Pick out the lines below that contain the string "this" and copy them all.
***
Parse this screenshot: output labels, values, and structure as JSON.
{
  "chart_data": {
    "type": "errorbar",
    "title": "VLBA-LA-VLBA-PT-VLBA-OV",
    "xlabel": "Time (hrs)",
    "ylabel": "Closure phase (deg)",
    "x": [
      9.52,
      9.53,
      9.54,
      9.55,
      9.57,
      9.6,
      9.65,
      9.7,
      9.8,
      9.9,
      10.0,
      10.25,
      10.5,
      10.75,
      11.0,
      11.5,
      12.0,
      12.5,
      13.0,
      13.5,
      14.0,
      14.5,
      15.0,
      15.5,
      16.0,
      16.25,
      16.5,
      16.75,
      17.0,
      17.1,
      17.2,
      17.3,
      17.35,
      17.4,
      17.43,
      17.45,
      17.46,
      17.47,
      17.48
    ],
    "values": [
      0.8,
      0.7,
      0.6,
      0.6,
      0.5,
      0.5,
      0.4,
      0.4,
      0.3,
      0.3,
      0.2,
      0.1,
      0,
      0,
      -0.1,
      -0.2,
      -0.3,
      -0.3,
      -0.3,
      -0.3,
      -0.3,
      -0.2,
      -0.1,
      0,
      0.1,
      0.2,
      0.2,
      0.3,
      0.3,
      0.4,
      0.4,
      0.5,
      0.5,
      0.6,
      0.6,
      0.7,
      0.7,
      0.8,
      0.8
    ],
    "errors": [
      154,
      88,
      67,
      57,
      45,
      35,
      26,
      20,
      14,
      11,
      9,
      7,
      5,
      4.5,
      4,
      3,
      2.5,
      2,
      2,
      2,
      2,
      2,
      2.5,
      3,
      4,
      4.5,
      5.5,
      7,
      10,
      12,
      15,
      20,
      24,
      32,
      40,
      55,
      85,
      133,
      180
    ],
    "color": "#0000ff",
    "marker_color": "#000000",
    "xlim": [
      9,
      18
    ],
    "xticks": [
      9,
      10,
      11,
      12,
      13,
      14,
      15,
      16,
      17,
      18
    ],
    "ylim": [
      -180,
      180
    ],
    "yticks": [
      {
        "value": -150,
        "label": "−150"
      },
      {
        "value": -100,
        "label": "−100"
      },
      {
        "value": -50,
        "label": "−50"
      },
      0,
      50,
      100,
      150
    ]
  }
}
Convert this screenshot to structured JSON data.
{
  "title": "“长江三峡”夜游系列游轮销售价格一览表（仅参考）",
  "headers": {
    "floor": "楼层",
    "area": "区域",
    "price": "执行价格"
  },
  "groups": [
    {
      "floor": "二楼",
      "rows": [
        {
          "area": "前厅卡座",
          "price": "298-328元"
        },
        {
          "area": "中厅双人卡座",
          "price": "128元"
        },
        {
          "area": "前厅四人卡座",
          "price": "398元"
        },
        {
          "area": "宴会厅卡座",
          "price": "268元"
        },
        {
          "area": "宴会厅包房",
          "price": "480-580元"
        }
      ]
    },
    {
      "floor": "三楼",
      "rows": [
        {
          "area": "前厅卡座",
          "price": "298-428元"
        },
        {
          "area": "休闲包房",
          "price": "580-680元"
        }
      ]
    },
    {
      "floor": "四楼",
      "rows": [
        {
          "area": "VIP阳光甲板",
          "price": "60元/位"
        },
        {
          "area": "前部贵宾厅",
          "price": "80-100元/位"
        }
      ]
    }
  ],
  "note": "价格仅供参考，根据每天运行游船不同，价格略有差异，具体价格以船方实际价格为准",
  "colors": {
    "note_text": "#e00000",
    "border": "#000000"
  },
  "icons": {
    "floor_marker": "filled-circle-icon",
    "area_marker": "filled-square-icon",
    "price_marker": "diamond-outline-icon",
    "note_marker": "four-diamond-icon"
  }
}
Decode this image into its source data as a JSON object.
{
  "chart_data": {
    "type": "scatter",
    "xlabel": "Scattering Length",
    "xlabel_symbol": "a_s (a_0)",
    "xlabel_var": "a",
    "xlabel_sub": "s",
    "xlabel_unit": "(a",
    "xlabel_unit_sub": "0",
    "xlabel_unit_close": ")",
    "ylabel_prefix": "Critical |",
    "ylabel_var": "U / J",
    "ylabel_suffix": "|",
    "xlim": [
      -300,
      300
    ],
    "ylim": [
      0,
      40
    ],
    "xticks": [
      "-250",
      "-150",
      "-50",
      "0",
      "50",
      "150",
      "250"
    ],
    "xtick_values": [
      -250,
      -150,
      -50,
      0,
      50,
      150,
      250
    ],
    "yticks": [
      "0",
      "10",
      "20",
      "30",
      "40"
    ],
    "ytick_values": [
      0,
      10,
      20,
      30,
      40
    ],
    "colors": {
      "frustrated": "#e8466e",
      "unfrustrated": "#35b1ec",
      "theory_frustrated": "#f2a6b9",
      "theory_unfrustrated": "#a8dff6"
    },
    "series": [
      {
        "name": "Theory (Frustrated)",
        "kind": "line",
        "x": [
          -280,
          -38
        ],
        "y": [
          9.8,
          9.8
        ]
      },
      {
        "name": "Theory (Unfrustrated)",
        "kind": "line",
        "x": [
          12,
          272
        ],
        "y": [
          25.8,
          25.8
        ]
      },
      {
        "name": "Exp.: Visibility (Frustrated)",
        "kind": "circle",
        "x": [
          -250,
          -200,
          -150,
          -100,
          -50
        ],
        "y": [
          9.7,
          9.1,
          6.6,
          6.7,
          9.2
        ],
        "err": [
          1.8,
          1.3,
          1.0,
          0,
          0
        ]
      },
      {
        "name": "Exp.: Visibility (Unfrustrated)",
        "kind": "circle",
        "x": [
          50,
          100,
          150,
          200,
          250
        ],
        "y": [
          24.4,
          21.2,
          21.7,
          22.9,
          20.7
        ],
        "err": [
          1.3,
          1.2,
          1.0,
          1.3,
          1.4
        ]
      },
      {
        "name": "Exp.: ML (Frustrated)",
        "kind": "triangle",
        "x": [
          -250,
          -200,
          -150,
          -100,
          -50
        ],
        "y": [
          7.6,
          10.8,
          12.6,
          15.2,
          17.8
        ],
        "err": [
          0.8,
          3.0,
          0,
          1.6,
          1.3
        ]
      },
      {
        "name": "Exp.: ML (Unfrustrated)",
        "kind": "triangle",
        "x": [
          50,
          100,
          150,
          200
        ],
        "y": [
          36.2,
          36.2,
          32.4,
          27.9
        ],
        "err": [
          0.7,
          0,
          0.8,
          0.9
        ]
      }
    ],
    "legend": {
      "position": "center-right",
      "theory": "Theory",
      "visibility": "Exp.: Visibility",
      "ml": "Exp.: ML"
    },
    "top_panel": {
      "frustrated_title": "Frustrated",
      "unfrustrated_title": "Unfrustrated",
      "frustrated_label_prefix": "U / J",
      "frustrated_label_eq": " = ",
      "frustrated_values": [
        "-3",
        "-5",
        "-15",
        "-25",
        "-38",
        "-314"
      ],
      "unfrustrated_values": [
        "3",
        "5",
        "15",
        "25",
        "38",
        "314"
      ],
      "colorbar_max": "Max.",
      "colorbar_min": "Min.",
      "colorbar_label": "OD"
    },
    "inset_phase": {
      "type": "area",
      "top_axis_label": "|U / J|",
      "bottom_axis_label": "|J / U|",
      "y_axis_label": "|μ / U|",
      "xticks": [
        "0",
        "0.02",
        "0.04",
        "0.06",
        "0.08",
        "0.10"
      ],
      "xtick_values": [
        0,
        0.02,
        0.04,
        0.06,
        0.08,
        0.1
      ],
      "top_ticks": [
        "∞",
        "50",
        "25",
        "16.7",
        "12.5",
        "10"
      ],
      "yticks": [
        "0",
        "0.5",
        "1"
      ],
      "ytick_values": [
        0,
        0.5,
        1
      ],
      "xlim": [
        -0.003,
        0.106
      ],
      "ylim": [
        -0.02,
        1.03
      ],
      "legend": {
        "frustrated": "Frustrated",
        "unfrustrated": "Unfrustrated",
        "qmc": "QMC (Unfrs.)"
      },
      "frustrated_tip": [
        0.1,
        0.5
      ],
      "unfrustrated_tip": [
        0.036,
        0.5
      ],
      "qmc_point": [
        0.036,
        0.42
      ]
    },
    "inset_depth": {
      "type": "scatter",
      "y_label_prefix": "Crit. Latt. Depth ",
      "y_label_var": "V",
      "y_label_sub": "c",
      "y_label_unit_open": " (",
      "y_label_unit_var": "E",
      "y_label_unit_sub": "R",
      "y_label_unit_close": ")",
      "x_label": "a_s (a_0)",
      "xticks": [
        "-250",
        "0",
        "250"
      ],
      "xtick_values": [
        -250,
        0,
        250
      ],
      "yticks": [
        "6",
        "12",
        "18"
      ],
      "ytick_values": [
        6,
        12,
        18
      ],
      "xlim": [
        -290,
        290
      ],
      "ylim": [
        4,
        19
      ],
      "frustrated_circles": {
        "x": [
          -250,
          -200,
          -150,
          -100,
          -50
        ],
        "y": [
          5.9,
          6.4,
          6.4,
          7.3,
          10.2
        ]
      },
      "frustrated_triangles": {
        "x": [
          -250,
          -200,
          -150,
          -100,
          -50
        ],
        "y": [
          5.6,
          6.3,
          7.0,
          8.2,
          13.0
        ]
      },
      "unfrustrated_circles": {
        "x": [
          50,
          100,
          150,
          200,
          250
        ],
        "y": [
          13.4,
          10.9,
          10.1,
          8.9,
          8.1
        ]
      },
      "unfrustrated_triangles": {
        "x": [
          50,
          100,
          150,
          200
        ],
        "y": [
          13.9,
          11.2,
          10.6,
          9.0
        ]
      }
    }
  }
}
***
Result of the task
Parse this screenshot: output labels, values, and structure as JSON.
Convert this screenshot to structured JSON data.
Decode this image into its source data as a JSON object.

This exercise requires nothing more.